**Provided records:**
■ ■ ■ ■ ■

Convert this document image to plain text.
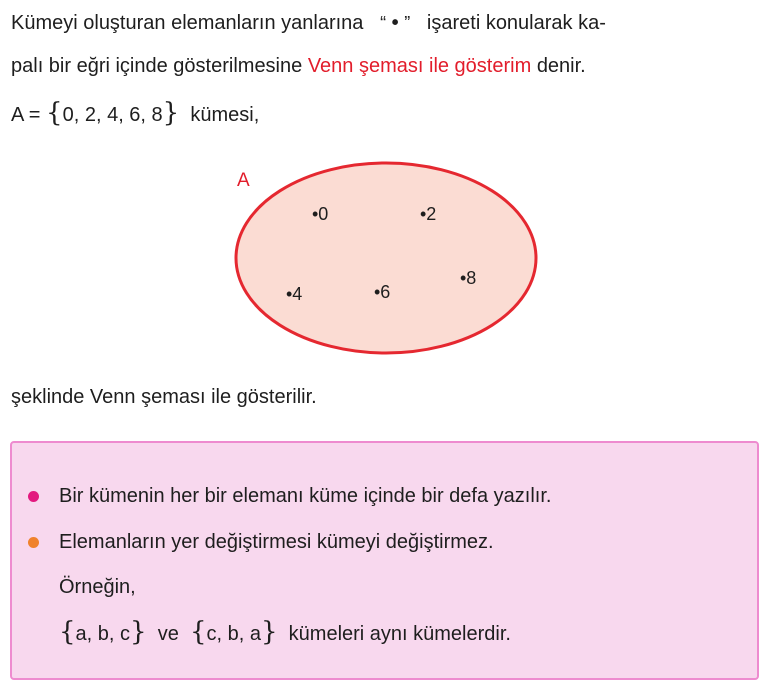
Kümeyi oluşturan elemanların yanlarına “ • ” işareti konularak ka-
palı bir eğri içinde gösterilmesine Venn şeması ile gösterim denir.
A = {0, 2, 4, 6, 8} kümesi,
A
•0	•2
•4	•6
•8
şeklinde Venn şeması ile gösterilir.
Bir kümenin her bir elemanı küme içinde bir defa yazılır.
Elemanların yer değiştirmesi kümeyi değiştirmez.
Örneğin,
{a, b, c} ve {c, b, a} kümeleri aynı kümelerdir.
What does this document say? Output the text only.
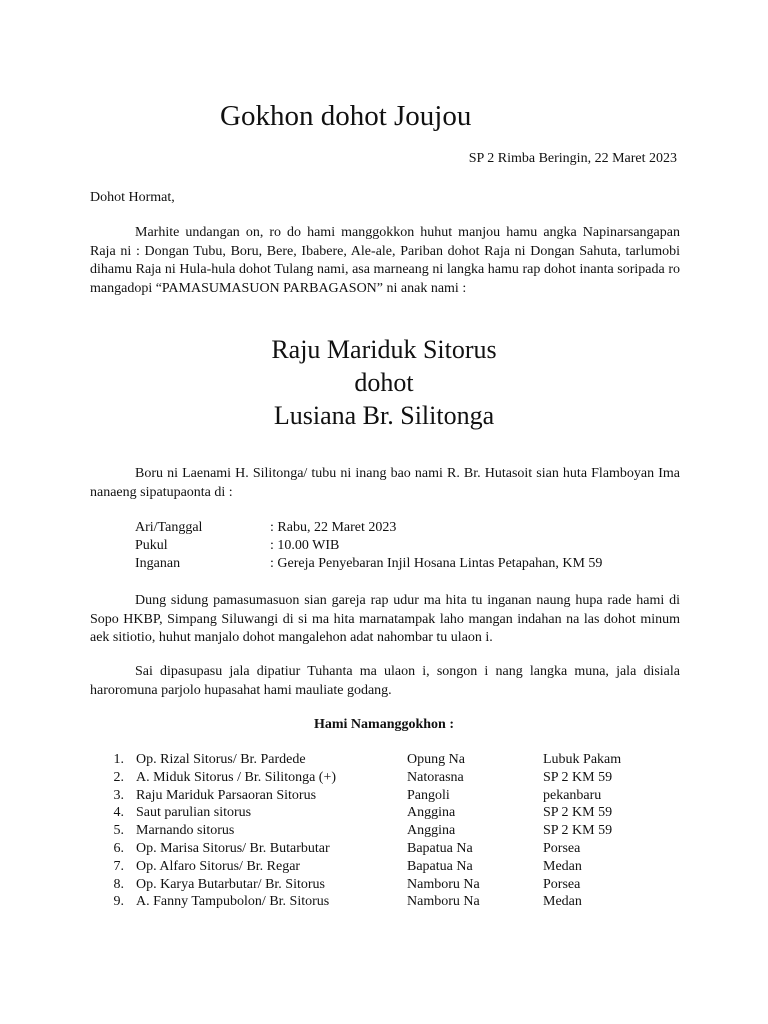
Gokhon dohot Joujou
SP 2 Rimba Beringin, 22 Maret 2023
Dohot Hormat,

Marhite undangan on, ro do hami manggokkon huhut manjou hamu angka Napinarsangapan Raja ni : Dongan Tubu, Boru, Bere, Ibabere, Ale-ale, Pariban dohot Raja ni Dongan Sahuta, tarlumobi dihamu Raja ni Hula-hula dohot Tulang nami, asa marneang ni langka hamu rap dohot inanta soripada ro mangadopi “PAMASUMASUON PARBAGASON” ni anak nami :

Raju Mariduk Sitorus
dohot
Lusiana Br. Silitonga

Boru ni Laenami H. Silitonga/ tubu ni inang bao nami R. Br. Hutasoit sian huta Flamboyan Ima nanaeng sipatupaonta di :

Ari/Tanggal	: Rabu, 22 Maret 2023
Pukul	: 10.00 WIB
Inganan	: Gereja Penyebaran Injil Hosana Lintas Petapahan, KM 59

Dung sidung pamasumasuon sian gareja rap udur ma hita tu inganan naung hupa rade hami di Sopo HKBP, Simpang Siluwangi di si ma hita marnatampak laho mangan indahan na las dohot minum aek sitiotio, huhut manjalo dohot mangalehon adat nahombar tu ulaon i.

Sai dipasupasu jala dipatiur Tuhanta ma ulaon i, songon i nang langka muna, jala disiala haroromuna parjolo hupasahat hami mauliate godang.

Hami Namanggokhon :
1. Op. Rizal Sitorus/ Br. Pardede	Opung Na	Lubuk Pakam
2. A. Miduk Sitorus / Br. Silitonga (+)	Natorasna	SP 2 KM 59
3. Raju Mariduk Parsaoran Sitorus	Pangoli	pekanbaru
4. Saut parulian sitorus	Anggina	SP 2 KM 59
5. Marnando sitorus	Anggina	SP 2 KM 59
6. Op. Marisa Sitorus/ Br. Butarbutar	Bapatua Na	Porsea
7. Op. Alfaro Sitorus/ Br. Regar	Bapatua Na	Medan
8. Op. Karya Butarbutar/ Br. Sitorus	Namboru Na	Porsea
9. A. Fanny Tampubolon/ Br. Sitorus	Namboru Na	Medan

■ ■ ■ ■ ■

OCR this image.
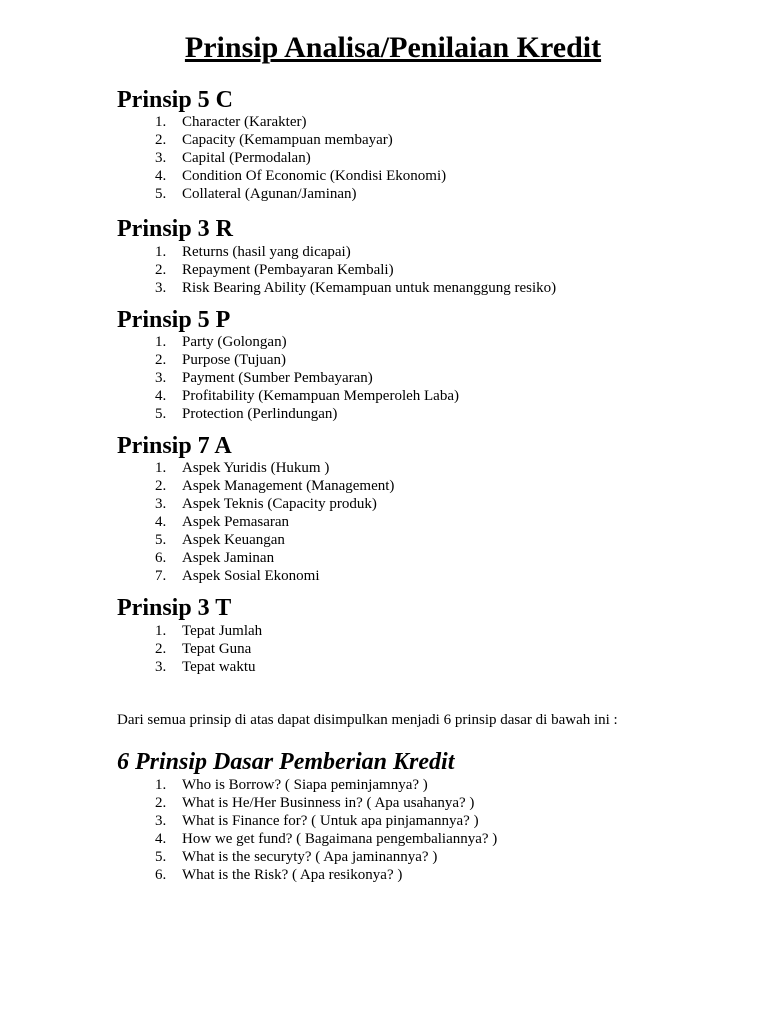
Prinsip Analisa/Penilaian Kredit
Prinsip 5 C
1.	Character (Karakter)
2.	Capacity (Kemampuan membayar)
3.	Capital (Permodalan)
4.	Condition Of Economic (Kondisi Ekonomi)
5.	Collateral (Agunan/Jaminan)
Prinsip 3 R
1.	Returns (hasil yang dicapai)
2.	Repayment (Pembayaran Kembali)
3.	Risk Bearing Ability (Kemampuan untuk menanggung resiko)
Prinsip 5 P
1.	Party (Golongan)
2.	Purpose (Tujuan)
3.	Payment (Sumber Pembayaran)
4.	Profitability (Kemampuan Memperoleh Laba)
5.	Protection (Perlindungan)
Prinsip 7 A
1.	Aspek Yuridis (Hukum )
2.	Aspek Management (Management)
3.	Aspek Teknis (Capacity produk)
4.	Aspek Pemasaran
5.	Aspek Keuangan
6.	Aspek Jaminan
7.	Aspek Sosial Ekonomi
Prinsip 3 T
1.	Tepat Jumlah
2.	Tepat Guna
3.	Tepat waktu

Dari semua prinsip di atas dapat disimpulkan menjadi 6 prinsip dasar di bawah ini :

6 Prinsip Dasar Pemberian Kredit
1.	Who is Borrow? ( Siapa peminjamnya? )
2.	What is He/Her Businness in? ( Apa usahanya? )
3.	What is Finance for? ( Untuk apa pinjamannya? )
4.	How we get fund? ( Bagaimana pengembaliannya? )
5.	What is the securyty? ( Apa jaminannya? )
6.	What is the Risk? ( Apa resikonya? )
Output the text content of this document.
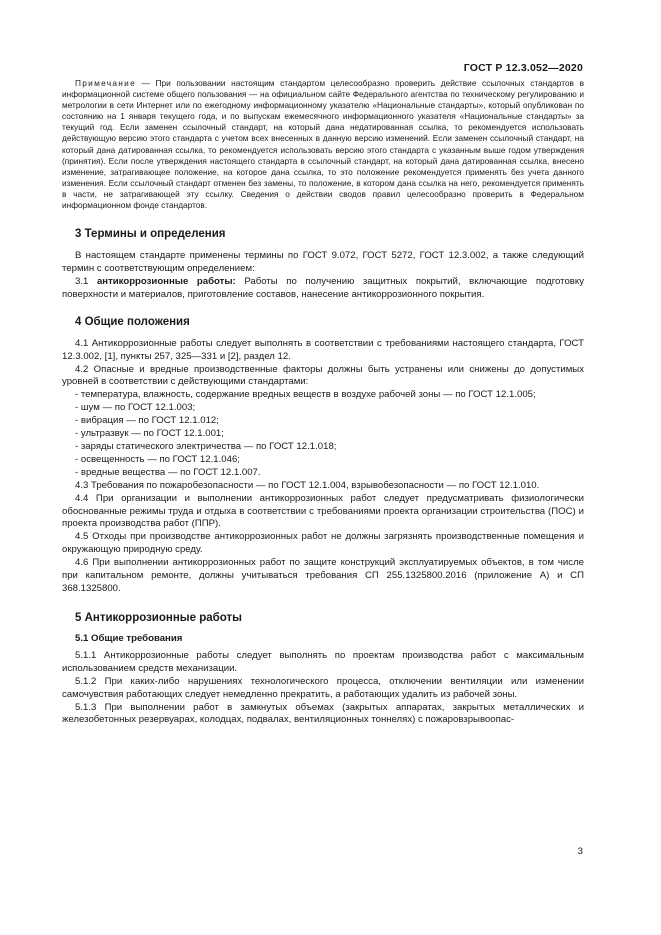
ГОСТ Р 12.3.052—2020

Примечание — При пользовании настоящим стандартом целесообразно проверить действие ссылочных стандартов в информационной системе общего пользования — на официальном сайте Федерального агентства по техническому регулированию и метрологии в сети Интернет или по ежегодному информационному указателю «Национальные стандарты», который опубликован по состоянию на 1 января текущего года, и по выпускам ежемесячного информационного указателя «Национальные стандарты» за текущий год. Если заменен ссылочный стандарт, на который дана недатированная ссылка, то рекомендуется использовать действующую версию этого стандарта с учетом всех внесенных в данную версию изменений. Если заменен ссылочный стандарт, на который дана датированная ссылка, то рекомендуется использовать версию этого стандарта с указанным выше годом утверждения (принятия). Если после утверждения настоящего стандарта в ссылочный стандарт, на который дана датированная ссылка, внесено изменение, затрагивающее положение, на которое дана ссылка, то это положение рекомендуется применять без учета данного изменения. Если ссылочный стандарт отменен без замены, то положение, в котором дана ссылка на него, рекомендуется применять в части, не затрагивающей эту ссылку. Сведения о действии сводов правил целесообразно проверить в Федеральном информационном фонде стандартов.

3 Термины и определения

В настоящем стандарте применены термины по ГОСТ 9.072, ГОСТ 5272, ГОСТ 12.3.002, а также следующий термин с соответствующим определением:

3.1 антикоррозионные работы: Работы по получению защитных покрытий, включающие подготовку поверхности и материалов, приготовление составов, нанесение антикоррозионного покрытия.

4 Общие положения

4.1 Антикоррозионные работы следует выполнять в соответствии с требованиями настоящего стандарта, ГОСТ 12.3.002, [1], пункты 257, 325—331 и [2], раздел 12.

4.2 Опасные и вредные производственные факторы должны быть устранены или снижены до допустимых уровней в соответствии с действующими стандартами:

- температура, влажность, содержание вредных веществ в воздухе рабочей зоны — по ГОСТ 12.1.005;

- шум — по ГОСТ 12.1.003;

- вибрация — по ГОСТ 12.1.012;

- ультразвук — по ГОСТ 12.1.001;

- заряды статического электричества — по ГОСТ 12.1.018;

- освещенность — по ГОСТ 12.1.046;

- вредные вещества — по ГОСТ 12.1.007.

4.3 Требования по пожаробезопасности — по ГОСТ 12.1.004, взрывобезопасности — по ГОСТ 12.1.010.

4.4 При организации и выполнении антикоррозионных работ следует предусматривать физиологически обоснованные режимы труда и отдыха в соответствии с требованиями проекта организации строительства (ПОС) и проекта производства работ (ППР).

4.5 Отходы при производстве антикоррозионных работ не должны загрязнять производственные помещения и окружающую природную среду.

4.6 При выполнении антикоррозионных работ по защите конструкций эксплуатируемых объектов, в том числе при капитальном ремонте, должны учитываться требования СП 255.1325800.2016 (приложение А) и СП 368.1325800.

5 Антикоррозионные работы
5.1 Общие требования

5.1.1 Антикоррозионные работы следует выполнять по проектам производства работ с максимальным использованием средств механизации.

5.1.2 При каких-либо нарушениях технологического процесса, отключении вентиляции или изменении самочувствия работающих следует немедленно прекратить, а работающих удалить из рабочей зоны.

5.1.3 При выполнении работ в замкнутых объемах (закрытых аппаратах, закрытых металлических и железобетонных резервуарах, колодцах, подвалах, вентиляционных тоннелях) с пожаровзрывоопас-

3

■ ■ ■ ■ ■

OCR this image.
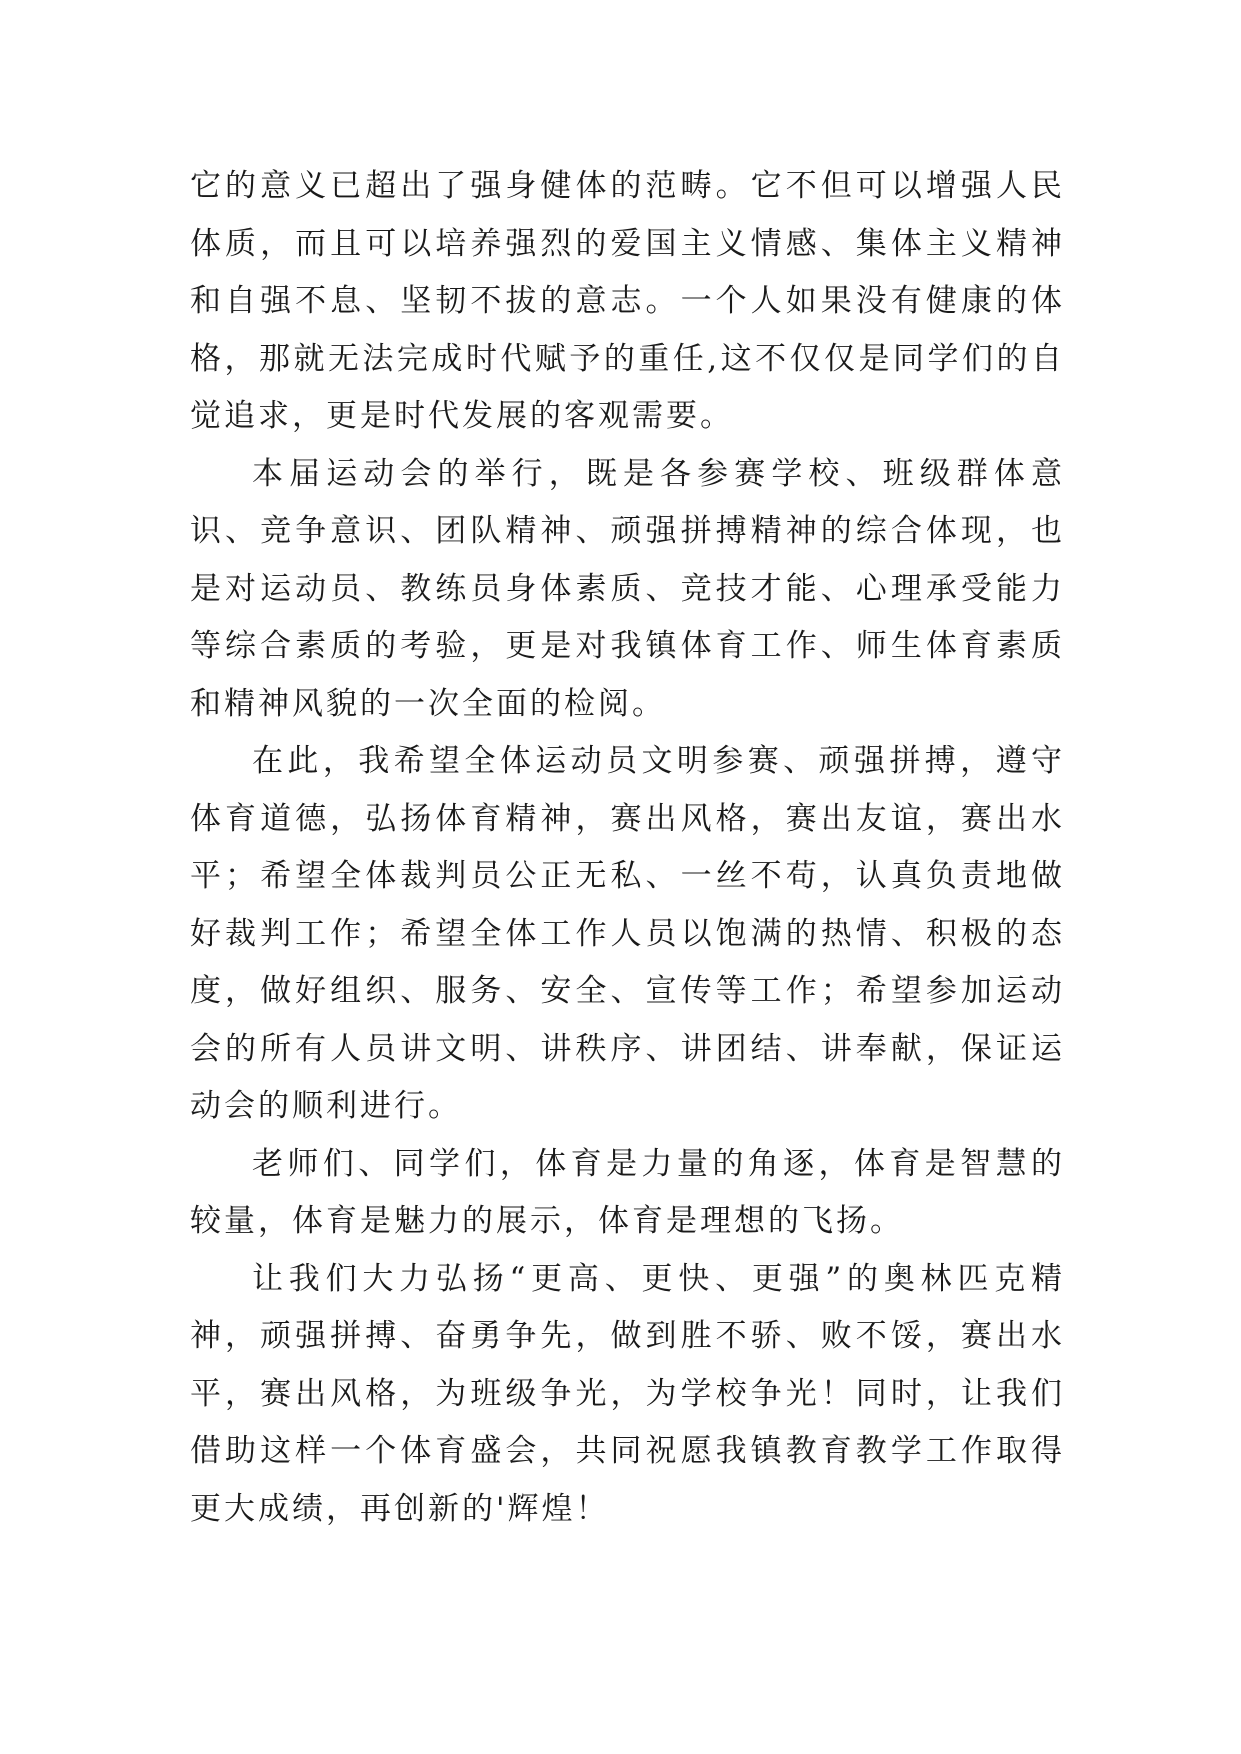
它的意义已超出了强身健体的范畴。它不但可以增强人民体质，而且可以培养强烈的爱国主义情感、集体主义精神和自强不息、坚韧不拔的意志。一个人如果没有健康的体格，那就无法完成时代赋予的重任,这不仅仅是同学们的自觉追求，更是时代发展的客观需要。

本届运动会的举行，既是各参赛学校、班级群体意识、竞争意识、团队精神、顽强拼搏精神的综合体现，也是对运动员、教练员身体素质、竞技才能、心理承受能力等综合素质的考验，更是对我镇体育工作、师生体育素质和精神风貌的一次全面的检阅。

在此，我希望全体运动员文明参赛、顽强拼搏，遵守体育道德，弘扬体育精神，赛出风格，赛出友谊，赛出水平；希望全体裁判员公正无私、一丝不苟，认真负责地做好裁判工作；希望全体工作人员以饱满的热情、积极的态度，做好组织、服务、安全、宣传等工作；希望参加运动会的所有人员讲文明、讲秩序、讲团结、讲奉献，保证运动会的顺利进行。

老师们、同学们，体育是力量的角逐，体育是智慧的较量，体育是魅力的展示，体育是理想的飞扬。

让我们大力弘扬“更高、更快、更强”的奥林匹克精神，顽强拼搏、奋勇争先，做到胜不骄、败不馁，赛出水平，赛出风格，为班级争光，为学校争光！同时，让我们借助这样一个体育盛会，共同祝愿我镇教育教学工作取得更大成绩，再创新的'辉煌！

■ ■ ■ ■ ■

**Requirement:** Every line of the records that includes the word "document" should be gathered.

**In response:**
Convert this document image to plain text.
What does this document say? Output the text only.
Output the text content of this document.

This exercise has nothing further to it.